* _DATA ENTRIES_

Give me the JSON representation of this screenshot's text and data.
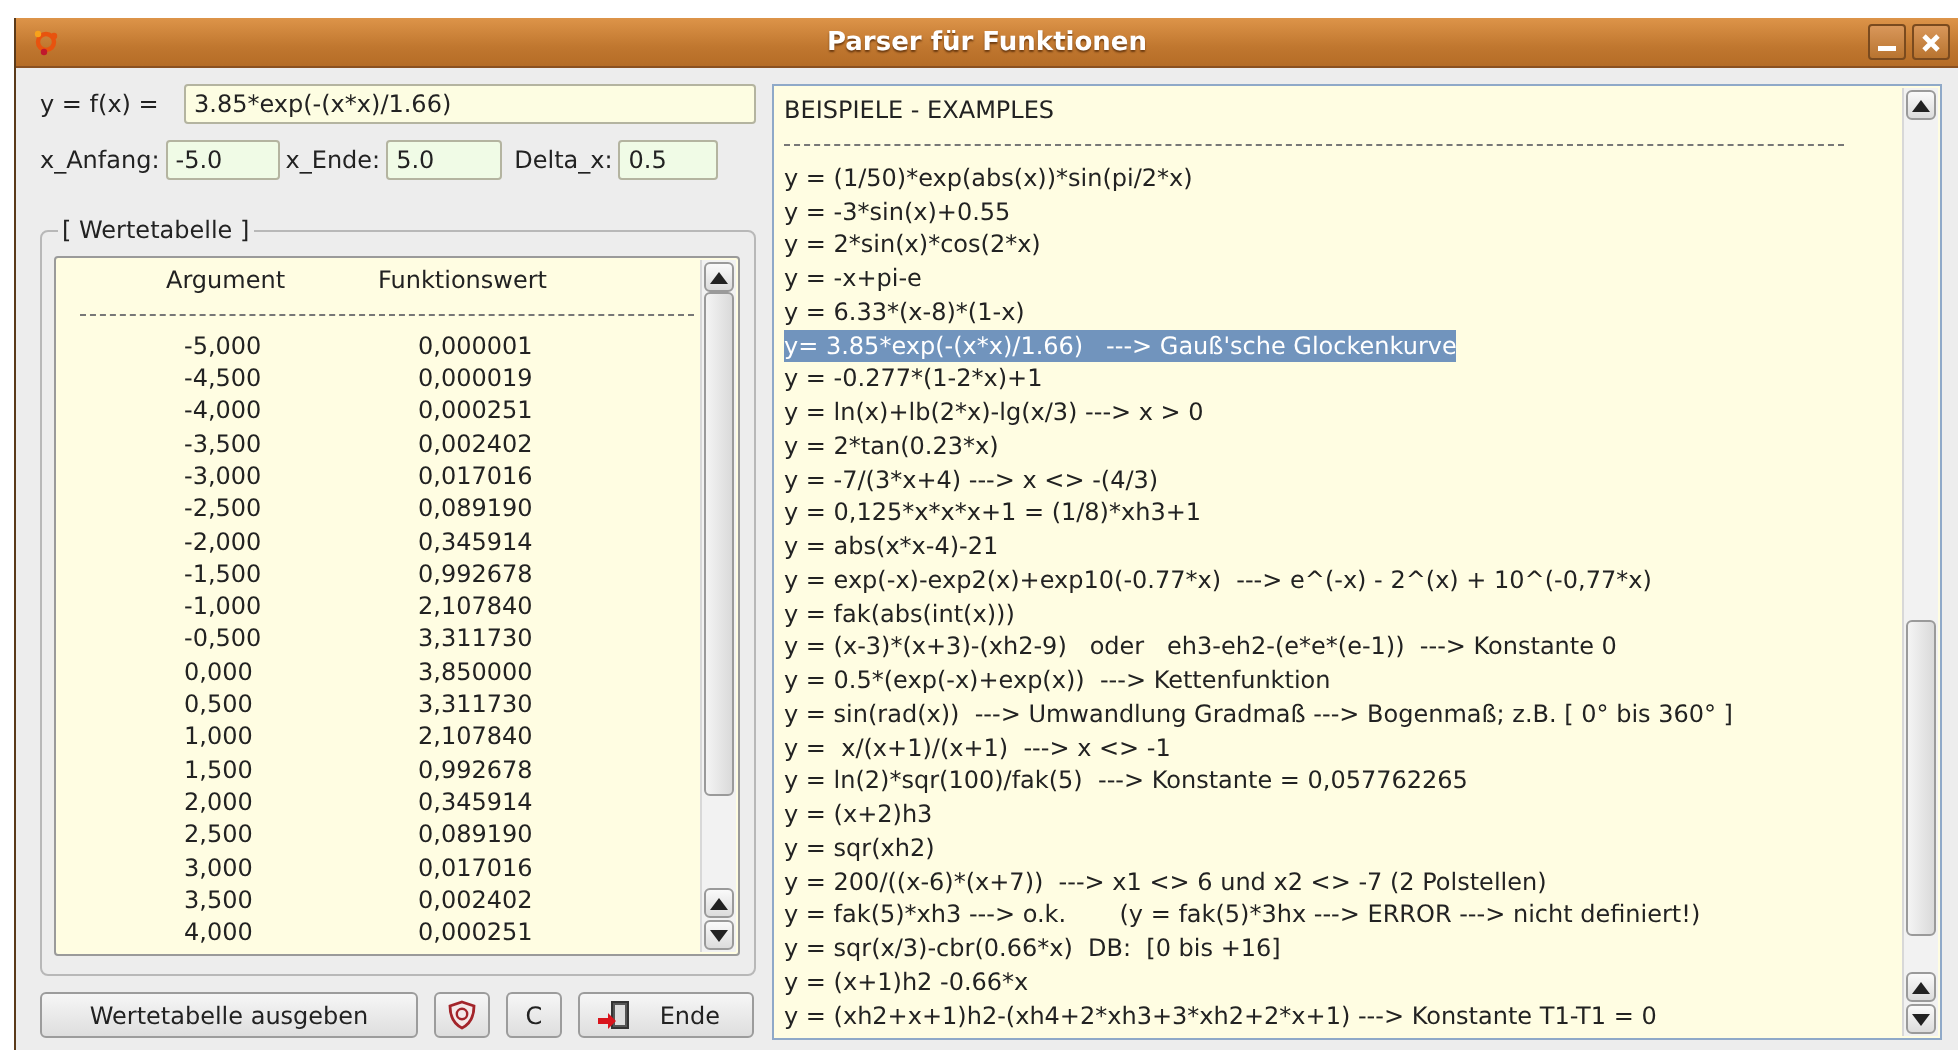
{
  "window": {
    "title": "Parser für Funktionen"
  },
  "function_field": {
    "label": "y = f(x) =",
    "value": "3.85*exp(-(x*x)/1.66)"
  },
  "range_fields": [
    {
      "label": "x_Anfang:",
      "value": "-5.0"
    },
    {
      "label": "x_Ende:",
      "value": "5.0"
    },
    {
      "label": "Delta_x:",
      "value": "0.5"
    }
  ],
  "value_table": {
    "title": "[ Wertetabelle ]",
    "columns": [
      "Argument",
      "Funktionswert"
    ],
    "rows": [
      [
        "-5,000",
        "0,000001"
      ],
      [
        "-4,500",
        "0,000019"
      ],
      [
        "-4,000",
        "0,000251"
      ],
      [
        "-3,500",
        "0,002402"
      ],
      [
        "-3,000",
        "0,017016"
      ],
      [
        "-2,500",
        "0,089190"
      ],
      [
        "-2,000",
        "0,345914"
      ],
      [
        "-1,500",
        "0,992678"
      ],
      [
        "-1,000",
        "2,107840"
      ],
      [
        "-0,500",
        "3,311730"
      ],
      [
        "0,000",
        "3,850000"
      ],
      [
        "0,500",
        "3,311730"
      ],
      [
        "1,000",
        "2,107840"
      ],
      [
        "1,500",
        "0,992678"
      ],
      [
        "2,000",
        "0,345914"
      ],
      [
        "2,500",
        "0,089190"
      ],
      [
        "3,000",
        "0,017016"
      ],
      [
        "3,500",
        "0,002402"
      ],
      [
        "4,000",
        "0,000251"
      ]
    ]
  },
  "buttons": [
    {
      "kind": "text",
      "label": "Wertetabelle ausgeben"
    },
    {
      "kind": "help"
    },
    {
      "kind": "text",
      "label": "C"
    },
    {
      "kind": "exit",
      "label": "Ende"
    }
  ],
  "examples": {
    "title": "BEISPIELE - EXAMPLES",
    "lines": [
      {
        "text": "y = (1/50)*exp(abs(x))*sin(pi/2*x)",
        "selected": false
      },
      {
        "text": "y = -3*sin(x)+0.55",
        "selected": false
      },
      {
        "text": "y = 2*sin(x)*cos(2*x)",
        "selected": false
      },
      {
        "text": "y = -x+pi-e",
        "selected": false
      },
      {
        "text": "y = 6.33*(x-8)*(1-x)",
        "selected": false
      },
      {
        "text": "y= 3.85*exp(-(x*x)/1.66)   ---> Gauß'sche Glockenkurve",
        "selected": true
      },
      {
        "text": "y = -0.277*(1-2*x)+1",
        "selected": false
      },
      {
        "text": "y = ln(x)+lb(2*x)-lg(x/3) ---> x > 0",
        "selected": false
      },
      {
        "text": "y = 2*tan(0.23*x)",
        "selected": false
      },
      {
        "text": "y = -7/(3*x+4) ---> x <> -(4/3)",
        "selected": false
      },
      {
        "text": "y = 0,125*x*x*x+1 = (1/8)*xh3+1",
        "selected": false
      },
      {
        "text": "y = abs(x*x-4)-21",
        "selected": false
      },
      {
        "text": "y = exp(-x)-exp2(x)+exp10(-0.77*x)  ---> e^(-x) - 2^(x) + 10^(-0,77*x)",
        "selected": false
      },
      {
        "text": "y = fak(abs(int(x)))",
        "selected": false
      },
      {
        "text": "y = (x-3)*(x+3)-(xh2-9)   oder   eh3-eh2-(e*e*(e-1))  ---> Konstante 0",
        "selected": false
      },
      {
        "text": "y = 0.5*(exp(-x)+exp(x))  ---> Kettenfunktion",
        "selected": false
      },
      {
        "text": "y = sin(rad(x))  ---> Umwandlung Gradmaß ---> Bogenmaß; z.B. [ 0° bis 360° ]",
        "selected": false
      },
      {
        "text": "y =  x/(x+1)/(x+1)  ---> x <> -1",
        "selected": false
      },
      {
        "text": "y = ln(2)*sqr(100)/fak(5)  ---> Konstante = 0,057762265",
        "selected": false
      },
      {
        "text": "y = (x+2)h3",
        "selected": false
      },
      {
        "text": "y = sqr(xh2)",
        "selected": false
      },
      {
        "text": "y = 200/((x-6)*(x+7))  ---> x1 <> 6 und x2 <> -7 (2 Polstellen)",
        "selected": false
      },
      {
        "text": "y = fak(5)*xh3 ---> o.k.       (y = fak(5)*3hx ---> ERROR ---> nicht definiert!)",
        "selected": false
      },
      {
        "text": "y = sqr(x/3)-cbr(0.66*x)  DB:  [0 bis +16]",
        "selected": false
      },
      {
        "text": "y = (x+1)h2 -0.66*x",
        "selected": false
      },
      {
        "text": "y = (xh2+x+1)h2-(xh4+2*xh3+3*xh2+2*x+1) ---> Konstante T1-T1 = 0",
        "selected": false
      }
    ]
  }
}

* _TASK TO CARRY OUT_
Reproduce the material above in full and without alteration, but skip all pictures.

* _EXERCISE ANSWER_
Give me the JSON representation of this screenshot's text and data.
{
  "window": {
    "title": "Parser für Funktionen"
  },
  "function_field": {
    "label": "y = f(x) =",
    "value": "3.85*exp(-(x*x)/1.66)"
  },
  "range_fields": [
    {
      "label": "x_Anfang:",
      "value": "-5.0"
    },
    {
      "label": "x_Ende:",
      "value": "5.0"
    },
    {
      "label": "Delta_x:",
      "value": "0.5"
    }
  ],
  "value_table": {
    "title": "[ Wertetabelle ]",
    "columns": [
      "Argument",
      "Funktionswert"
    ],
    "rows": [
      [
        "-5,000",
        "0,000001"
      ],
      [
        "-4,500",
        "0,000019"
      ],
      [
        "-4,000",
        "0,000251"
      ],
      [
        "-3,500",
        "0,002402"
      ],
      [
        "-3,000",
        "0,017016"
      ],
      [
        "-2,500",
        "0,089190"
      ],
      [
        "-2,000",
        "0,345914"
      ],
      [
        "-1,500",
        "0,992678"
      ],
      [
        "-1,000",
        "2,107840"
      ],
      [
        "-0,500",
        "3,311730"
      ],
      [
        "0,000",
        "3,850000"
      ],
      [
        "0,500",
        "3,311730"
      ],
      [
        "1,000",
        "2,107840"
      ],
      [
        "1,500",
        "0,992678"
      ],
      [
        "2,000",
        "0,345914"
      ],
      [
        "2,500",
        "0,089190"
      ],
      [
        "3,000",
        "0,017016"
      ],
      [
        "3,500",
        "0,002402"
      ],
      [
        "4,000",
        "0,000251"
      ]
    ]
  },
  "buttons": [
    {
      "kind": "text",
      "label": "Wertetabelle ausgeben"
    },
    {
      "kind": "help"
    },
    {
      "kind": "text",
      "label": "C"
    },
    {
      "kind": "exit",
      "label": "Ende"
    }
  ],
  "examples": {
    "title": "BEISPIELE - EXAMPLES",
    "lines": [
      {
        "text": "y = (1/50)*exp(abs(x))*sin(pi/2*x)",
        "selected": false
      },
      {
        "text": "y = -3*sin(x)+0.55",
        "selected": false
      },
      {
        "text": "y = 2*sin(x)*cos(2*x)",
        "selected": false
      },
      {
        "text": "y = -x+pi-e",
        "selected": false
      },
      {
        "text": "y = 6.33*(x-8)*(1-x)",
        "selected": false
      },
      {
        "text": "y= 3.85*exp(-(x*x)/1.66)   ---> Gauß'sche Glockenkurve",
        "selected": true
      },
      {
        "text": "y = -0.277*(1-2*x)+1",
        "selected": false
      },
      {
        "text": "y = ln(x)+lb(2*x)-lg(x/3) ---> x > 0",
        "selected": false
      },
      {
        "text": "y = 2*tan(0.23*x)",
        "selected": false
      },
      {
        "text": "y = -7/(3*x+4) ---> x <> -(4/3)",
        "selected": false
      },
      {
        "text": "y = 0,125*x*x*x+1 = (1/8)*xh3+1",
        "selected": false
      },
      {
        "text": "y = abs(x*x-4)-21",
        "selected": false
      },
      {
        "text": "y = exp(-x)-exp2(x)+exp10(-0.77*x)  ---> e^(-x) - 2^(x) + 10^(-0,77*x)",
        "selected": false
      },
      {
        "text": "y = fak(abs(int(x)))",
        "selected": false
      },
      {
        "text": "y = (x-3)*(x+3)-(xh2-9)   oder   eh3-eh2-(e*e*(e-1))  ---> Konstante 0",
        "selected": false
      },
      {
        "text": "y = 0.5*(exp(-x)+exp(x))  ---> Kettenfunktion",
        "selected": false
      },
      {
        "text": "y = sin(rad(x))  ---> Umwandlung Gradmaß ---> Bogenmaß; z.B. [ 0° bis 360° ]",
        "selected": false
      },
      {
        "text": "y =  x/(x+1)/(x+1)  ---> x <> -1",
        "selected": false
      },
      {
        "text": "y = ln(2)*sqr(100)/fak(5)  ---> Konstante = 0,057762265",
        "selected": false
      },
      {
        "text": "y = (x+2)h3",
        "selected": false
      },
      {
        "text": "y = sqr(xh2)",
        "selected": false
      },
      {
        "text": "y = 200/((x-6)*(x+7))  ---> x1 <> 6 und x2 <> -7 (2 Polstellen)",
        "selected": false
      },
      {
        "text": "y = fak(5)*xh3 ---> o.k.       (y = fak(5)*3hx ---> ERROR ---> nicht definiert!)",
        "selected": false
      },
      {
        "text": "y = sqr(x/3)-cbr(0.66*x)  DB:  [0 bis +16]",
        "selected": false
      },
      {
        "text": "y = (x+1)h2 -0.66*x",
        "selected": false
      },
      {
        "text": "y = (xh2+x+1)h2-(xh4+2*xh3+3*xh2+2*x+1) ---> Konstante T1-T1 = 0",
        "selected": false
      }
    ]
  }
}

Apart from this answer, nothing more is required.